- Work instructions -
Report all lines holding "this".
--- Begin Exercise input ---
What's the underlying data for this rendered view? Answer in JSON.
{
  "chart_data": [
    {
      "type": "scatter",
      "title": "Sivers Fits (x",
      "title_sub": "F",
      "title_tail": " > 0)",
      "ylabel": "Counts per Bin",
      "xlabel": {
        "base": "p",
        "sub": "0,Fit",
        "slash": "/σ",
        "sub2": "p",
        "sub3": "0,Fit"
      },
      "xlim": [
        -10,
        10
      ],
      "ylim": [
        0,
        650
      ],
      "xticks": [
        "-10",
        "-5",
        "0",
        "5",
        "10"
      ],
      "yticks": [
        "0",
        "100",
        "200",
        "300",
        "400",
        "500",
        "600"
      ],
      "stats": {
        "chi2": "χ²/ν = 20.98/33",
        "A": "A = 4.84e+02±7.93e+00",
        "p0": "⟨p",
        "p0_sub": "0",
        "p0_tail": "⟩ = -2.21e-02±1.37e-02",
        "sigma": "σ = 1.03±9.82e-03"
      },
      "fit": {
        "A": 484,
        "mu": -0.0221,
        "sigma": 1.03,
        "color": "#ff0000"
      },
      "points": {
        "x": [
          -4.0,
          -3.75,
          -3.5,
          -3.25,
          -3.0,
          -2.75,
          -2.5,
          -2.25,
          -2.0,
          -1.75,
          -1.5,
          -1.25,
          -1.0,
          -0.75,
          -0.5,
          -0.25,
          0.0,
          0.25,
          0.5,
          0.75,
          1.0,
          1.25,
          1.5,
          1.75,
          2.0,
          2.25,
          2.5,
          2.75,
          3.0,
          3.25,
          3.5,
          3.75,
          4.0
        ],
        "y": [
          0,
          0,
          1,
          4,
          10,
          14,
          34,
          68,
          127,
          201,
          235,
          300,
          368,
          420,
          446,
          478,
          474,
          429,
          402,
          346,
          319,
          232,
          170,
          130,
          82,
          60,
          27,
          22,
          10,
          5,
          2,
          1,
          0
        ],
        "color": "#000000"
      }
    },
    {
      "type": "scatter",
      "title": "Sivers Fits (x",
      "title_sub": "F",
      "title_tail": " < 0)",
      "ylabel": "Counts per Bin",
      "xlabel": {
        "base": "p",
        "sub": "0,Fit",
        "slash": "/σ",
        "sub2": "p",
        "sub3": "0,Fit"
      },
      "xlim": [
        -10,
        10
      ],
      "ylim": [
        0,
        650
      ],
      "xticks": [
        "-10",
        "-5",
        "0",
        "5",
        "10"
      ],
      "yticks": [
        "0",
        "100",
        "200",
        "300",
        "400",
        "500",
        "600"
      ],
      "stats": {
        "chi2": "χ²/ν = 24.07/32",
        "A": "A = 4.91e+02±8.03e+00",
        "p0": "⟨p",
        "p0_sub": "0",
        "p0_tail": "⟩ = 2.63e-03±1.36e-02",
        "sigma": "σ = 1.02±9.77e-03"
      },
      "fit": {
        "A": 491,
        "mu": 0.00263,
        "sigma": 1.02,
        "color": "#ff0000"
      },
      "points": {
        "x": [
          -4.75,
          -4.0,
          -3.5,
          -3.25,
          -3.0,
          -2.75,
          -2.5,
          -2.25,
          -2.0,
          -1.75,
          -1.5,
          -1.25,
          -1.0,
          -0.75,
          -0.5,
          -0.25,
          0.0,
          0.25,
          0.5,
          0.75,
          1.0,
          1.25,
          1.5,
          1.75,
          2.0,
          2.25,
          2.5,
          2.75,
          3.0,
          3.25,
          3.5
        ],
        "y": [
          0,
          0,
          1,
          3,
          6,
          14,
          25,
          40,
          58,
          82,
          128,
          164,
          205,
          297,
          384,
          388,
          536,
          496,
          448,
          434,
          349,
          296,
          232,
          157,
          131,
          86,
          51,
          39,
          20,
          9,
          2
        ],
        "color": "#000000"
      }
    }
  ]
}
--- End Exercise input ---
--- Begin Exercise input ---
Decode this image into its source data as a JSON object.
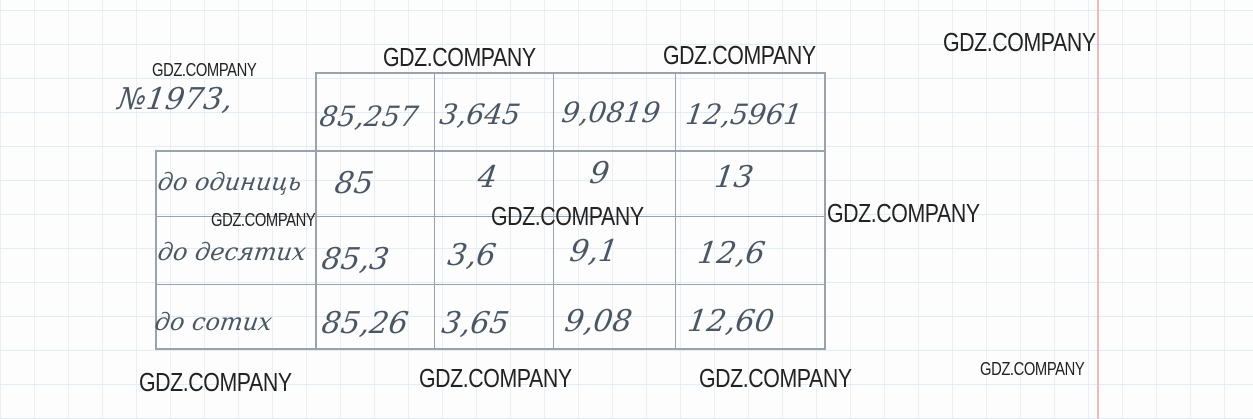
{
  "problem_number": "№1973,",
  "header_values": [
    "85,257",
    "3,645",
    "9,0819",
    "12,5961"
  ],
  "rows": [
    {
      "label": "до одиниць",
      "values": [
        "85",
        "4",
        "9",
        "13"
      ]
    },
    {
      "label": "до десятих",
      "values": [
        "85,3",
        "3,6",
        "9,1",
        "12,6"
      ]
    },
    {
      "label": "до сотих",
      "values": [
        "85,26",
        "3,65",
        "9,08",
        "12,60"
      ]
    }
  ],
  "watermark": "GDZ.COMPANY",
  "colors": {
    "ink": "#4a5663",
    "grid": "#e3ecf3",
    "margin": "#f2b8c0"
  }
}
--- End Exercise input ---
- Expected answer -
What's the underlying data for this rendered view? Answer in JSON.
Decode this image into its source data as a JSON object.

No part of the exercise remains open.